-- GIVEN PROBLEM --
Work out how many lines hold the string "name". The answer is a single number, nothing more.

━━━━

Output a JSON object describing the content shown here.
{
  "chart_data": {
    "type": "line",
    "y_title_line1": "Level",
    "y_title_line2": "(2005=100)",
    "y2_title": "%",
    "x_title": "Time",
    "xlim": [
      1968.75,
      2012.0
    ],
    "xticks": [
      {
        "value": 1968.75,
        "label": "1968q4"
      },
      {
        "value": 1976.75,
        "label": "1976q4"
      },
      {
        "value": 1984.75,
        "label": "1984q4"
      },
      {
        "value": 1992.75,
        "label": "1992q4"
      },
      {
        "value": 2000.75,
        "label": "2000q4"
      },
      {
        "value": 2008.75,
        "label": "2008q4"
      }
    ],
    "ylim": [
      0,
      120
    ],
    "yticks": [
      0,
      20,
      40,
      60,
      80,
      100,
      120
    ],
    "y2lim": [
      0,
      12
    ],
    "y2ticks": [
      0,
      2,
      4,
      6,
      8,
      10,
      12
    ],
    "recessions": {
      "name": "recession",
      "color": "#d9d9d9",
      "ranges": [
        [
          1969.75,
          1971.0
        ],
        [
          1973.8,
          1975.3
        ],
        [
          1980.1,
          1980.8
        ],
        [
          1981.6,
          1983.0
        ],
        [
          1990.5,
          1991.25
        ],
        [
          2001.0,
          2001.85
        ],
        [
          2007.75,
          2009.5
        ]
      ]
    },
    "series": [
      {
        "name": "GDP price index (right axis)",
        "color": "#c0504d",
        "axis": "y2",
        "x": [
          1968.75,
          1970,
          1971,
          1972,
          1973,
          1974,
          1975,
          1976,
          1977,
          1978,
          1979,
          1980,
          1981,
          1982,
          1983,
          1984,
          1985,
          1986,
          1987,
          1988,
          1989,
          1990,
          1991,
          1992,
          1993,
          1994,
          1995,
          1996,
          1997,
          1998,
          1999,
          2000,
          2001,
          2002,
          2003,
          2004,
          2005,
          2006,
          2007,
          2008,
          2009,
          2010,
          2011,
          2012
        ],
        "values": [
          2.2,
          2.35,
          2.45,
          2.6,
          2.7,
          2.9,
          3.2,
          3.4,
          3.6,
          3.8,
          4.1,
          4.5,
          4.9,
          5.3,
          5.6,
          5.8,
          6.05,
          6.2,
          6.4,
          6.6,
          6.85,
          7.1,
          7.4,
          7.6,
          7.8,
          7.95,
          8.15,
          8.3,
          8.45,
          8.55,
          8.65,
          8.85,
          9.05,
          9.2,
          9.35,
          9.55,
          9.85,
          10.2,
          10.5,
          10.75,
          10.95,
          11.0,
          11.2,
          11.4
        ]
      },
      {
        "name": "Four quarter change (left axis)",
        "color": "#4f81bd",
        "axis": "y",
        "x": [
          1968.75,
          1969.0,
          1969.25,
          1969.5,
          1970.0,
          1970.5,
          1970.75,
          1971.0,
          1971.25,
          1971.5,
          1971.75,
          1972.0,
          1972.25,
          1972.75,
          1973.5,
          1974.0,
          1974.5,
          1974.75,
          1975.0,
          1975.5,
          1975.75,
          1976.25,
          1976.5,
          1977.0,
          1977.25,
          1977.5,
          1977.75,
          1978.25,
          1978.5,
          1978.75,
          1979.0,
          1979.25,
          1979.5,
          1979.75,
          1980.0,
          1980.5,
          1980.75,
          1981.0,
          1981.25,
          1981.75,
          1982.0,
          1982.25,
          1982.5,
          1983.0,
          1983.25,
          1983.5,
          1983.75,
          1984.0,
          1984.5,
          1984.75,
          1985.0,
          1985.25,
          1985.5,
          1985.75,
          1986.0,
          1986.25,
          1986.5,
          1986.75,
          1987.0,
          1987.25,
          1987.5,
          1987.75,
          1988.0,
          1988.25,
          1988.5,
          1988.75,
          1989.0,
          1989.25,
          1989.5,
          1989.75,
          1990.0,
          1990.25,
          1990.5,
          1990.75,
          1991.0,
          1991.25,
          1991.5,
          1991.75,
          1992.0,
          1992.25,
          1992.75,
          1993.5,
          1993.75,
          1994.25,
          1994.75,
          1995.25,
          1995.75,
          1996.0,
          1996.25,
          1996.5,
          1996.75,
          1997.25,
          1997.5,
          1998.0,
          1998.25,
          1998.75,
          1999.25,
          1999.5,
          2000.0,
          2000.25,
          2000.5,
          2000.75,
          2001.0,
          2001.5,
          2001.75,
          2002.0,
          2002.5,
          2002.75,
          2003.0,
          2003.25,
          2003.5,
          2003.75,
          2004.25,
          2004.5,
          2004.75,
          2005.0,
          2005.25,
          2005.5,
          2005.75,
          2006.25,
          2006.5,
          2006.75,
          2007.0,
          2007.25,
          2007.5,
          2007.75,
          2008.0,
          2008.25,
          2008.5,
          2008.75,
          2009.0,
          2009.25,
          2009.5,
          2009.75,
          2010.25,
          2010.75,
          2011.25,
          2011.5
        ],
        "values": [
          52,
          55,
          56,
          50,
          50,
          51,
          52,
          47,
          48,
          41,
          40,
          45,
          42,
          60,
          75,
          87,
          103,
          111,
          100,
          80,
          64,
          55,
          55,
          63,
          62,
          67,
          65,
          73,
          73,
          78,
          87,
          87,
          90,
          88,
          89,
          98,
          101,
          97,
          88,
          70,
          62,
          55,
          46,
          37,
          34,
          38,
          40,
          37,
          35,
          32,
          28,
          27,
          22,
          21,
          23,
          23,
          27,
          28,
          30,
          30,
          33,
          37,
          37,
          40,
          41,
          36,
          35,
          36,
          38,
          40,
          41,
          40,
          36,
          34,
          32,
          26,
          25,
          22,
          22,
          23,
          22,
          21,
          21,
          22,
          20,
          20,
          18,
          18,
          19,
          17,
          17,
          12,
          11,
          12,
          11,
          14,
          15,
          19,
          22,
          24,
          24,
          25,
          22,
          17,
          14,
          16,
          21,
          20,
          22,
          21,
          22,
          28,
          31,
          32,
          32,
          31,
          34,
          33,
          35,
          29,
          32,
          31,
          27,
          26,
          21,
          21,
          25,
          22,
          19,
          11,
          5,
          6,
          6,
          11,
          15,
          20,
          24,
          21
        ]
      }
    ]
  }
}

━━━━

-- RESPONSE --
3